_Instruction_. Report back each line of the records that contains the string "温度达到着火点".

_Recorded information_.
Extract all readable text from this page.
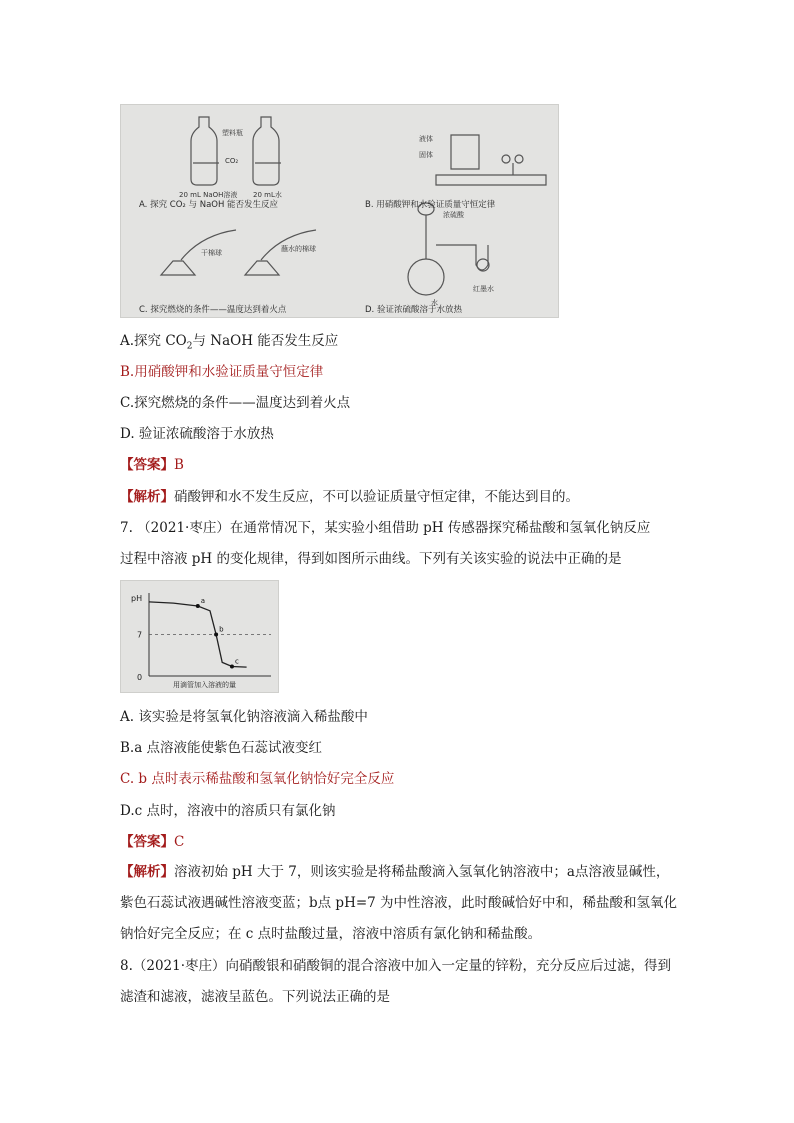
塑料瓶
CO₂
20 mL NaOH溶液 20 mL水
液体
固体
干棉球	蘸水的棉球
浓硫酸
水
红墨水
A. 探究 CO₂ 与 NaOH 能否发生反应	B. 用硝酸钾和水验证质量守恒定律
C. 探究燃烧的条件——温度达到着火点	D. 验证浓硫酸溶于水放热
A.探究 $CO_2$与 NaOH 能否发生反应
B.用硝酸钾和水验证质量守恒定律
C.探究燃烧的条件——温度达到着火点
D. 验证浓硫酸溶于水放热
【答案】B
【解析】硝酸钾和水不发生反应，不可以验证质量守恒定律，不能达到目的。
7. （2021·枣庄）在通常情况下，某实验小组借助 pH 传感器探究稀盐酸和氢氧化钠反应
过程中溶液 pH 的变化规律，得到如图所示曲线。下列有关该实验的说法中正确的是
a
b
c
pH
7
0
用滴管加入溶液的量
A. 该实验是将氢氧化钠溶液滴入稀盐酸中
B.a 点溶液能使紫色石蕊试液变红
C. b 点时表示稀盐酸和氢氧化钠恰好完全反应
D.c 点时，溶液中的溶质只有氯化钠
【答案】C
【解析】溶液初始 pH 大于 7，则该实验是将稀盐酸滴入氢氧化钠溶液中；a点溶液显碱性，紫色石蕊试液遇碱性溶液变蓝；b点 pH=7 为中性溶液，此时酸碱恰好中和，稀盐酸和氢氧化钠恰好完全反应；在 c 点时盐酸过量，溶液中溶质有氯化钠和稀盐酸。
8.（2021·枣庄）向硝酸银和硝酸铜的混合溶液中加入一定量的锌粉，充分反应后过滤，得到滤渣和滤液，滤液呈蓝色。下列说法正确的是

_Answer in full_.
C. 探究燃烧的条件——温度达到着火点	D. 验证浓硫酸溶于水放热
C.探究燃烧的条件——温度达到着火点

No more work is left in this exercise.